= Jeff Hamburg =

American composer (born 1956)

Jeff Hamburg (born 1956) is an American composer.

Hamburg was born in Philadelphia and graduated from Cherry Hill High School East in 1975. He then studied acoustics and composition at the University of Illinois and moved to the Netherlands in 1978 to continue his studies at the Royal Conservatory of The Hague with Louis Andriessen. In 1986, he received the Conservatory Prize. He further studied French Horn at the Royal Conservatory and later conducted classes with David Porcelijn at the Conservatory of Utrecht.

In 2002, Hamburg received the Visser-Neerlandia Music Prize for the outstanding quality of his oeuvre. From 2008 to 2015, Hamburg was chairman of the board of Geneco, the Dutch composer's guild.

His translation of The Apollonian Clockwork: On Stravinsky by Elmer Schönberger and Louis Andriessen is published by Oxford University Press.

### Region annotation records
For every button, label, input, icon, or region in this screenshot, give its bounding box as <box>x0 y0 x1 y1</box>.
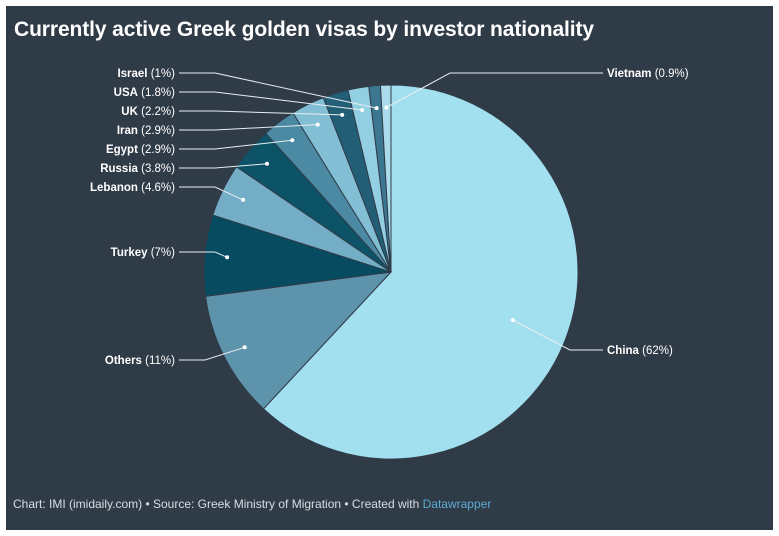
slice-label-israel: Israel (1%) <box>117 68 175 80</box>
slice-label-others: Others (11%) <box>105 355 175 367</box>
slice-label-turkey: Turkey (7%) <box>111 247 176 259</box>
slice-label-vietnam: Vietnam (0.9%) <box>607 68 689 80</box>
leader-dot-turkey <box>225 255 230 260</box>
slice-label-china: China (62%) <box>607 345 673 357</box>
leader-dot-usa <box>360 108 365 112</box>
leader-line-egypt <box>179 139 293 150</box>
pie-slice-vietnam <box>379 84 392 273</box>
chart-title: Currently active Greek golden visas by i… <box>14 18 594 41</box>
footer-credits: Chart: IMI (imidaily.com) • Source: Gree… <box>13 497 423 511</box>
pie-slice-china <box>262 84 579 460</box>
leader-dot-iran <box>315 122 320 127</box>
leader-dot-egypt <box>290 138 295 143</box>
leader-dot-israel <box>374 106 379 111</box>
leader-dot-lebanon <box>241 197 246 202</box>
leader-line-israel <box>179 72 377 109</box>
leader-line-others <box>179 346 245 361</box>
leader-dot-russia <box>265 161 269 166</box>
leader-line-china <box>512 319 603 351</box>
slice-label-egypt: Egypt (2.9%) <box>106 144 175 156</box>
leader-line-iran <box>179 124 318 131</box>
slice-label-uk: UK (2.2%) <box>121 106 175 118</box>
pie-slice-others <box>205 271 393 410</box>
slice-label-lebanon: Lebanon (4.6%) <box>90 182 175 194</box>
leader-line-lebanon <box>179 186 244 201</box>
chart-footer: Chart: IMI (imidaily.com) • Source: Gree… <box>13 497 491 511</box>
slice-label-russia: Russia (3.8%) <box>100 163 175 175</box>
leader-line-usa <box>179 91 363 111</box>
slice-label-usa: USA (1.8%) <box>114 87 176 99</box>
leader-line-vietnam <box>386 72 603 108</box>
leader-dot-others <box>242 345 247 350</box>
leader-line-uk <box>179 110 343 116</box>
leader-dot-vietnam <box>384 105 389 110</box>
datawrapper-link[interactable]: Datawrapper <box>422 497 492 511</box>
leader-line-russia <box>179 163 268 169</box>
leader-line-turkey <box>179 251 228 258</box>
leader-dot-uk <box>340 112 345 117</box>
leader-dot-china <box>510 318 515 322</box>
slice-label-iran: Iran (2.9%) <box>117 125 175 137</box>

### Your tasks
(a) Sum up the biography of Jeff Hamburg in two sentences.
(b) From the Jeff Hamburg biography, copy out word for word the stretch from "Hamburg was born" through "Conservatory of Utrecht.".

### Per-task answers
(a) Jeff Hamburg is an American composer, born in Philadelphia in 1956, who studied at the University of Illinois and moved to the Netherlands in 1978 to study with Louis Andriessen at the Royal Conservatory of The Hague. He won the Conservatory Prize in 1986 and the Visser-Neerlandia Music Prize in 2002, and chaired the board of Geneco, the Dutch composers' guild, from 2008 to 2015.

(b)
Hamburg was born in Philadelphia and graduated from Cherry Hill High School East in 1975. He then studied acoustics and composition at the University of Illinois and moved to the Netherlands in 1978 to continue his studies at the Royal Conservatory of The Hague with Louis Andriessen. In 1986, he received the Conservatory Prize. He further studied French Horn at the Royal Conservatory and later conducted classes with David Porcelijn at the Conservatory of Utrecht.